> Short problem
Copy the lines holding the word "Roll", all of them.

-------- Records to process --------

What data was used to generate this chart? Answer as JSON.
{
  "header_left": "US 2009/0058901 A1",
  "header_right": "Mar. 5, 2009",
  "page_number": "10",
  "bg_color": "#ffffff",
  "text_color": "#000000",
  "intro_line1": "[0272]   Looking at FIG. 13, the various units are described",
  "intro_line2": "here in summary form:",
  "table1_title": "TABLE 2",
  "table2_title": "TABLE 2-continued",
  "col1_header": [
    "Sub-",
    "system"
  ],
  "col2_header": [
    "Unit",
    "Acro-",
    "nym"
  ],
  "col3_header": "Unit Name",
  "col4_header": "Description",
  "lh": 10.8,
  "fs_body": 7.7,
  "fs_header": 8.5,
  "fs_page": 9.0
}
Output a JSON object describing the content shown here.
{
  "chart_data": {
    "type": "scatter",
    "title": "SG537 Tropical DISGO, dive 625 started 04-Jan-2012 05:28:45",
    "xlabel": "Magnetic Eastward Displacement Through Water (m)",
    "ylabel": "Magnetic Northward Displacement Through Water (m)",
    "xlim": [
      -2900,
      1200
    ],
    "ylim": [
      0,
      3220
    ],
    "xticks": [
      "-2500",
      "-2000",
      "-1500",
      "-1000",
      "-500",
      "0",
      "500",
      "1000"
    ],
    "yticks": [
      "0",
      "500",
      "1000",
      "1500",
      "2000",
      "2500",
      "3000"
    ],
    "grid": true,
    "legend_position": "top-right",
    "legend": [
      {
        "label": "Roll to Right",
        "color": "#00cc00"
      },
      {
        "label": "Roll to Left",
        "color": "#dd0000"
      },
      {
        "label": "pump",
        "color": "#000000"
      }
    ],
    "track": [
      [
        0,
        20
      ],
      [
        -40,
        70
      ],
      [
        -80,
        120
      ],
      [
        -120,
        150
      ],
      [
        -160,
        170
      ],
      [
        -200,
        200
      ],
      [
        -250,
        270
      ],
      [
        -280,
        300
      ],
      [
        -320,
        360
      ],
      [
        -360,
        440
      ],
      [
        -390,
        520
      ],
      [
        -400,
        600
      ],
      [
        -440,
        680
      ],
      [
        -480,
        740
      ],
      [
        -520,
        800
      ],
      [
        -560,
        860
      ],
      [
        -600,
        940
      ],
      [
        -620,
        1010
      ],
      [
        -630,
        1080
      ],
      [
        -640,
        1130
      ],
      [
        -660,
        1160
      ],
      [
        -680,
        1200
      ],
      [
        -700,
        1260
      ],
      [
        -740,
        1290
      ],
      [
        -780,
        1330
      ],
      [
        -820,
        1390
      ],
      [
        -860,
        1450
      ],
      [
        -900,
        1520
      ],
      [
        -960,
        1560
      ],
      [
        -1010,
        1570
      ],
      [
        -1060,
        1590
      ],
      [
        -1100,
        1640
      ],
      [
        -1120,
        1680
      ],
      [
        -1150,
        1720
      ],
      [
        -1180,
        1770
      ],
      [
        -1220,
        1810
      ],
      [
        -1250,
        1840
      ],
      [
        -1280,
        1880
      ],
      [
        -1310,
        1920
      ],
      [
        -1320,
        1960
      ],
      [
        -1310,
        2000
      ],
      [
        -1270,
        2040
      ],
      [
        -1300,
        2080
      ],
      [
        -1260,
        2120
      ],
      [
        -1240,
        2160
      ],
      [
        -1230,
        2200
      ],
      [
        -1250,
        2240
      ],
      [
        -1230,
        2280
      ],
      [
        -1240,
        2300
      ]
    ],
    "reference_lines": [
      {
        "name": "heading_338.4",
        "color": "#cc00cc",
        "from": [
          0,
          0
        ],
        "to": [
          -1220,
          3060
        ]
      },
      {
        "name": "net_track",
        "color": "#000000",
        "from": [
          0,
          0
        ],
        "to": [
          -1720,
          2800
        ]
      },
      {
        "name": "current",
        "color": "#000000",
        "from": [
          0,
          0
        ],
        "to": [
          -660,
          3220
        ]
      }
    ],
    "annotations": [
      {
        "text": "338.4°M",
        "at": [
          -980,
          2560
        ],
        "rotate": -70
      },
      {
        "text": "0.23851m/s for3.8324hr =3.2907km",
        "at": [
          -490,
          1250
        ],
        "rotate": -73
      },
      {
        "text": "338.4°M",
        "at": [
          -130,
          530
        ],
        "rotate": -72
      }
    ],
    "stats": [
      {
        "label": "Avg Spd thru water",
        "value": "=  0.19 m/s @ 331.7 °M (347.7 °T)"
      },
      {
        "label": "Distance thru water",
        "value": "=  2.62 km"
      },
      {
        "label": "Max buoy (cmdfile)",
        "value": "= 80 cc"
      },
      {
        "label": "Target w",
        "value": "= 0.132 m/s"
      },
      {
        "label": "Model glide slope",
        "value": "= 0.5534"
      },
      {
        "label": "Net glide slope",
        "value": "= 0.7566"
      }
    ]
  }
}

--------

> Written answer
        "label": "Roll to Right",
        "label": "Roll to Left",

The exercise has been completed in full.